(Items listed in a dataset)
◇ ◇ ◇ ◇ ◇ ◇ ◇

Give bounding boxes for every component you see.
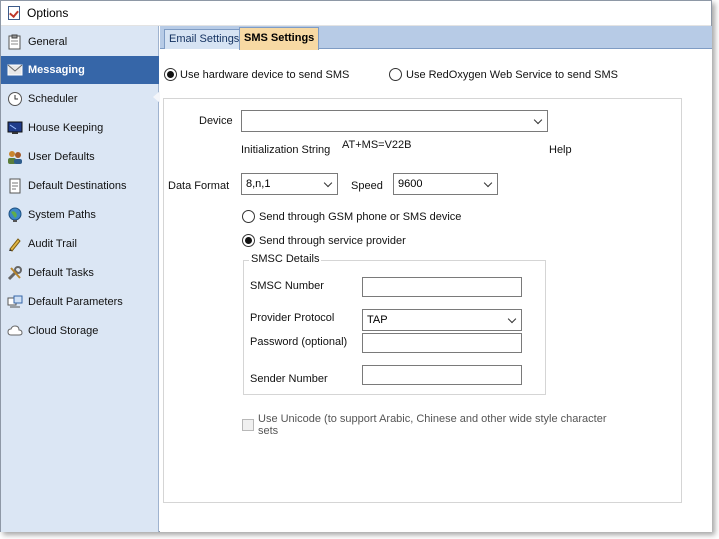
hardware-device-label: Use hardware device to send SMS bbox=[180, 69, 350, 81]
sidebar-item-label: Default Destinations bbox=[28, 180, 127, 192]
init-string-label: Initialization String bbox=[241, 144, 331, 156]
sidebar-item-system-paths[interactable]: System Paths bbox=[1, 201, 159, 229]
speed-value: 9600 bbox=[398, 178, 423, 190]
redoxygen-radio[interactable] bbox=[389, 68, 402, 81]
content-panel: Email Settings SMS Settings Use hardware… bbox=[160, 26, 712, 532]
sidebar-item-label: Audit Trail bbox=[28, 238, 77, 250]
tab-email-settings[interactable]: Email Settings bbox=[164, 29, 245, 49]
speed-select[interactable]: 9600 bbox=[393, 173, 498, 195]
redoxygen-label: Use RedOxygen Web Service to send SMS bbox=[406, 69, 618, 81]
send-provider-label: Send through service provider bbox=[259, 235, 406, 247]
smsc-number-label: SMSC Number bbox=[250, 280, 324, 292]
globe-icon bbox=[7, 207, 23, 223]
messaging-icon bbox=[7, 62, 23, 78]
send-gsm-radio[interactable] bbox=[242, 210, 255, 223]
hardware-device-radio[interactable] bbox=[164, 68, 177, 81]
sidebar-item-house-keeping[interactable]: House Keeping bbox=[1, 114, 159, 142]
chevron-down-icon bbox=[533, 115, 543, 125]
device-select[interactable] bbox=[241, 110, 548, 132]
unicode-checkbox[interactable] bbox=[242, 419, 254, 431]
chevron-down-icon bbox=[507, 314, 517, 324]
sidebar-item-label: User Defaults bbox=[28, 151, 95, 163]
unicode-label-line1: Use Unicode (to support Arabic, Chinese … bbox=[258, 413, 607, 425]
users-icon bbox=[7, 149, 23, 165]
window-title: Options bbox=[27, 6, 69, 20]
sidebar-item-label: Scheduler bbox=[28, 93, 78, 105]
speed-label: Speed bbox=[351, 180, 383, 192]
sidebar-item-messaging[interactable]: Messaging bbox=[1, 56, 159, 84]
sender-number-label: Sender Number bbox=[250, 373, 328, 385]
tools-icon bbox=[7, 265, 23, 281]
sidebar-item-general[interactable]: General bbox=[1, 28, 159, 56]
sidebar-item-default-tasks[interactable]: Default Tasks bbox=[1, 259, 159, 287]
title-bar: Options bbox=[1, 1, 711, 26]
data-format-value: 8,n,1 bbox=[246, 178, 271, 190]
sidebar-item-audit-trail[interactable]: Audit Trail bbox=[1, 230, 159, 258]
chevron-down-icon bbox=[323, 178, 333, 188]
sidebar-item-cloud-storage[interactable]: Cloud Storage bbox=[1, 317, 159, 345]
sidebar-item-label: House Keeping bbox=[28, 122, 104, 134]
sidebar-item-label: Default Parameters bbox=[28, 296, 123, 308]
password-input[interactable] bbox=[362, 333, 522, 353]
tab-sms-settings[interactable]: SMS Settings bbox=[239, 27, 320, 50]
unicode-label-line2: sets bbox=[258, 425, 279, 437]
sidebar-item-label: System Paths bbox=[28, 209, 96, 221]
tab-strip: Email Settings SMS Settings bbox=[160, 26, 712, 50]
options-window: Options General Messaging Scheduler Hous… bbox=[0, 0, 712, 532]
chevron-down-icon bbox=[483, 178, 493, 188]
provider-protocol-value: TAP bbox=[367, 314, 388, 326]
data-format-select[interactable]: 8,n,1 bbox=[241, 173, 338, 195]
device-label: Device bbox=[199, 115, 233, 127]
document-icon bbox=[7, 178, 23, 194]
send-gsm-label: Send through GSM phone or SMS device bbox=[259, 211, 462, 223]
sidebar-item-default-parameters[interactable]: Default Parameters bbox=[1, 288, 159, 316]
send-provider-radio[interactable] bbox=[242, 234, 255, 247]
options-checklist-icon bbox=[8, 6, 20, 20]
provider-protocol-label: Provider Protocol bbox=[250, 312, 335, 324]
sidebar: General Messaging Scheduler House Keepin… bbox=[1, 26, 160, 532]
smsc-details-legend: SMSC Details bbox=[249, 253, 322, 265]
active-item-pointer bbox=[153, 91, 160, 103]
data-format-label: Data Format bbox=[168, 180, 230, 192]
monitor-icon bbox=[7, 120, 23, 136]
password-label: Password (optional) bbox=[250, 336, 348, 348]
sender-number-input[interactable] bbox=[362, 365, 522, 385]
sidebar-item-label: Default Tasks bbox=[28, 267, 94, 279]
sidebar-item-label: Cloud Storage bbox=[28, 325, 99, 337]
provider-protocol-select[interactable]: TAP bbox=[362, 309, 522, 331]
sidebar-item-scheduler[interactable]: Scheduler bbox=[1, 85, 159, 113]
smsc-number-input[interactable] bbox=[362, 277, 522, 297]
parameters-icon bbox=[7, 294, 23, 310]
cloud-icon bbox=[7, 323, 23, 339]
pen-icon bbox=[7, 236, 23, 252]
sidebar-item-label: General bbox=[28, 36, 68, 48]
sidebar-item-user-defaults[interactable]: User Defaults bbox=[1, 143, 159, 171]
clock-icon bbox=[7, 91, 23, 107]
general-icon bbox=[7, 34, 23, 50]
sidebar-item-default-destinations[interactable]: Default Destinations bbox=[1, 172, 159, 200]
init-string-value: AT+MS=V22B bbox=[342, 139, 412, 151]
help-link[interactable]: Help bbox=[549, 144, 572, 156]
sidebar-item-label: Messaging bbox=[28, 64, 85, 76]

◇ ◇ ◇ ◇ ◇ ◇ ◇

To be done:
Lay out every line of the records as a JSON list of strings, one string per line, skipping blank lines and leaving out the pictures.

Exercise result:
[
  "Give bounding boxes for every component you see.",
  "hardware-device-label: Use hardware device to send SMS bbox=[180, 69, 350, 81]",
  "sidebar-item-label: Default Destinations bbox=[28, 180, 127, 192]",
  "init-string-label: Initialization String bbox=[241, 144, 331, 156]",
  "sidebar-item-system-paths[interactable]: System Paths bbox=[1, 201, 159, 229]",
  "speed-value: 9600 bbox=[398, 178, 423, 190]",
  "redoxygen-radio[interactable] bbox=[389, 68, 402, 81]",
  "content-panel: Email Settings SMS Settings Use hardware… bbox=[160, 26, 712, 532]",
  "sidebar-item-label: Audit Trail bbox=[28, 238, 77, 250]",
  "tab-email-settings[interactable]: Email Settings bbox=[164, 29, 245, 49]",
  "speed-select[interactable]: 9600 bbox=[393, 173, 498, 195]",
  "redoxygen-label: Use RedOxygen Web Service to send SMS bbox=[406, 69, 618, 81]",
  "send-provider-label: Send through service provider bbox=[259, 235, 406, 247]",
  "smsc-number-label: SMSC Number bbox=[250, 280, 324, 292]",
  "globe-icon bbox=[7, 207, 23, 223]",
  "messaging-icon bbox=[7, 62, 23, 78]",
  "send-gsm-radio[interactable] bbox=[242, 210, 255, 223]",
  "hardware-device-radio[interactable] bbox=[164, 68, 177, 81]",
  "sidebar-item-house-keeping[interactable]: House Keeping bbox=[1, 114, 159, 142]",
  "chevron-down-icon bbox=[533, 115, 543, 125]",
  "device-select[interactable] bbox=[241, 110, 548, 132]",
  "unicode-checkbox[interactable] bbox=[242, 419, 254, 431]",
  "chevron-down-icon bbox=[507, 314, 517, 324]",
  "sidebar-item-label: User Defaults bbox=[28, 151, 95, 163]",
  "unicode-label-line1: Use Unicode (to support Arabic, Chinese … bbox=[258, 413, 607, 425]",
  "users-icon bbox=[7, 149, 23, 165]",
  "window-title: Options bbox=[27, 6, 69, 20]",
  "sidebar-item-label: Scheduler bbox=[28, 93, 78, 105]",
  "speed-label: Speed bbox=[351, 180, 383, 192]",
  "sidebar-item-messaging[interactable]: Messaging bbox=[1, 56, 159, 84]",
  "sender-number-label: Sender Number bbox=[250, 373, 328, 385]",
  "tools-icon bbox=[7, 265, 23, 281]",
  "sidebar-item-general[interactable]: General bbox=[1, 28, 159, 56]",
  "sidebar-item-default-tasks[interactable]: Default Tasks bbox=[1, 259, 159, 287]",
  "title-bar: Options bbox=[1, 1, 711, 26]",
  "data-format-value: 8,n,1 bbox=[246, 178, 271, 190]",
  "sidebar-item-audit-trail[interactable]: Audit Trail bbox=[1, 230, 159, 258]",
  "chevron-down-icon bbox=[323, 178, 333, 188]",
  "sidebar-item-cloud-storage[interactable]: Cloud Storage bbox=[1, 317, 159, 345]",
  "sidebar-item-label: House Keeping bbox=[28, 122, 104, 134]",
  "sidebar-item-label: Default Parameters bbox=[28, 296, 123, 308]",
  "password-input[interactable] bbox=[362, 333, 522, 353]",
  "tab-sms-settings[interactable]: SMS Settings bbox=[239, 27, 320, 50]",
  "unicode-label-line2: sets bbox=[258, 425, 279, 437]",
  "sidebar-item-label: System Paths bbox=[28, 209, 96, 221]",
  "tab-strip: Email Settings SMS Settings bbox=[160, 26, 712, 50]",
  "options-window: Options General Messaging Scheduler Hous… bbox=[0, 0, 712, 532]",
  "chevron-down-icon bbox=[483, 178, 493, 188]",
  "provider-protocol-value: TAP bbox=[367, 314, 388, 326]",
  "data-format-select[interactable]: 8,n,1 bbox=[241, 173, 338, 195]",
  "device-label: Device bbox=[199, 115, 233, 127]",
  "document-icon bbox=[7, 178, 23, 194]",
  "send-gsm-label: Send through GSM phone or SMS device bbox=[259, 211, 462, 223]",
  "sidebar-item-default-parameters[interactable]: Default Parameters bbox=[1, 288, 159, 316]",
  "send-provider-radio[interactable] bbox=[242, 234, 255, 247]",
  "options-checklist-icon bbox=[8, 6, 20, 20]",
  "provider-protocol-label: Provider Protocol bbox=[250, 312, 335, 324]",
  "sidebar: General Messaging Scheduler House Keepin… bbox=[1, 26, 160, 532]",
  "smsc-details-legend: SMSC Details bbox=[249, 253, 322, 265]",
  "active-item-pointer bbox=[153, 91, 160, 103]",
  "data-format-label: Data Format bbox=[168, 180, 230, 192]",
  "monitor-icon bbox=[7, 120, 23, 136]",
  "password-label: Password (optional) bbox=[250, 336, 348, 348]",
  "sender-number-input[interactable] bbox=[362, 365, 522, 385]",
  "sidebar-item-label: Default Tasks bbox=[28, 267, 94, 279]",
  "sidebar-item-label: Cloud Storage bbox=[28, 325, 99, 337]",
  "provider-protocol-select[interactable]: TAP bbox=[362, 309, 522, 331]",
  "sidebar-item-scheduler[interactable]: Scheduler bbox=[1, 85, 159, 113]",
  "smsc-number-input[interactable] bbox=[362, 277, 522, 297]",
  "parameters-icon bbox=[7, 294, 23, 310]",
  "cloud-icon bbox=[7, 323, 23, 339]",
  "pen-icon bbox=[7, 236, 23, 252]",
  "sidebar-item-label: General bbox=[28, 36, 68, 48]",
  "sidebar-item-user-defaults[interactable]: User Defaults bbox=[1, 143, 159, 171]",
  "clock-icon bbox=[7, 91, 23, 107]",
  "general-icon bbox=[7, 34, 23, 50]",
  "sidebar-item-default-destinations[interactable]: Default Destinations bbox=[1, 172, 159, 200]",
  "init-string-value: AT+MS=V22B bbox=[342, 139, 412, 151]",
  "help-link[interactable]: Help bbox=[549, 144, 572, 156]",
  "sidebar-item-label: Messaging bbox=[28, 64, 85, 76]"
]